----- DATA PROVIDED -----

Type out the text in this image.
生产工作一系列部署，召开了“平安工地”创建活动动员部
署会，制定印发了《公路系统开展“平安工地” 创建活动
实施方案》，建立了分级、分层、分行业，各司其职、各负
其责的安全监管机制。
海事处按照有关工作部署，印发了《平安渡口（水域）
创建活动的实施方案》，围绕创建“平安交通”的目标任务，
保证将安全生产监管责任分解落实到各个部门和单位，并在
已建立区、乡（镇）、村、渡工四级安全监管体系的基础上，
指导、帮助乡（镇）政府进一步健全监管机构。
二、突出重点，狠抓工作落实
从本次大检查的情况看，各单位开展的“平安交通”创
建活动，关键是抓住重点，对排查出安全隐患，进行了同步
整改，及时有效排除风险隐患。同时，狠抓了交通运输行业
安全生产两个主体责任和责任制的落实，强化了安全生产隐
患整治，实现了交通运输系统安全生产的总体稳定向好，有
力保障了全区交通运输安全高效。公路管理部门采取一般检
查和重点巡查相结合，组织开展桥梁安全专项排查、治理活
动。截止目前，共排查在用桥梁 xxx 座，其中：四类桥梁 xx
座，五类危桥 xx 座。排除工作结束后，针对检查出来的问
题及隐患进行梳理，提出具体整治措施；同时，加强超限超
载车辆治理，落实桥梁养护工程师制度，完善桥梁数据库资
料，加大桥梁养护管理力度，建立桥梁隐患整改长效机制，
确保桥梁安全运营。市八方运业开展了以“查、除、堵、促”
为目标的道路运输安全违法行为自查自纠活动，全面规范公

-----

AIM: Give the entries again in full, exactly as they are written.

THE OUTPUT:
Type out the text in this image.
生产工作一系列部署，召开了“平安工地”创建活动动员部
署会，制定印发了《公路系统开展“平安工地” 创建活动
实施方案》，建立了分级、分层、分行业，各司其职、各负
其责的安全监管机制。
海事处按照有关工作部署，印发了《平安渡口（水域）
创建活动的实施方案》，围绕创建“平安交通”的目标任务，
保证将安全生产监管责任分解落实到各个部门和单位，并在
已建立区、乡（镇）、村、渡工四级安全监管体系的基础上，
指导、帮助乡（镇）政府进一步健全监管机构。
二、突出重点，狠抓工作落实
从本次大检查的情况看，各单位开展的“平安交通”创
建活动，关键是抓住重点，对排查出安全隐患，进行了同步
整改，及时有效排除风险隐患。同时，狠抓了交通运输行业
安全生产两个主体责任和责任制的落实，强化了安全生产隐
患整治，实现了交通运输系统安全生产的总体稳定向好，有
力保障了全区交通运输安全高效。公路管理部门采取一般检
查和重点巡查相结合，组织开展桥梁安全专项排查、治理活
动。截止目前，共排查在用桥梁 xxx 座，其中：四类桥梁 xx
座，五类危桥 xx 座。排除工作结束后，针对检查出来的问
题及隐患进行梳理，提出具体整治措施；同时，加强超限超
载车辆治理，落实桥梁养护工程师制度，完善桥梁数据库资
料，加大桥梁养护管理力度，建立桥梁隐患整改长效机制，
确保桥梁安全运营。市八方运业开展了以“查、除、堵、促”
为目标的道路运输安全违法行为自查自纠活动，全面规范公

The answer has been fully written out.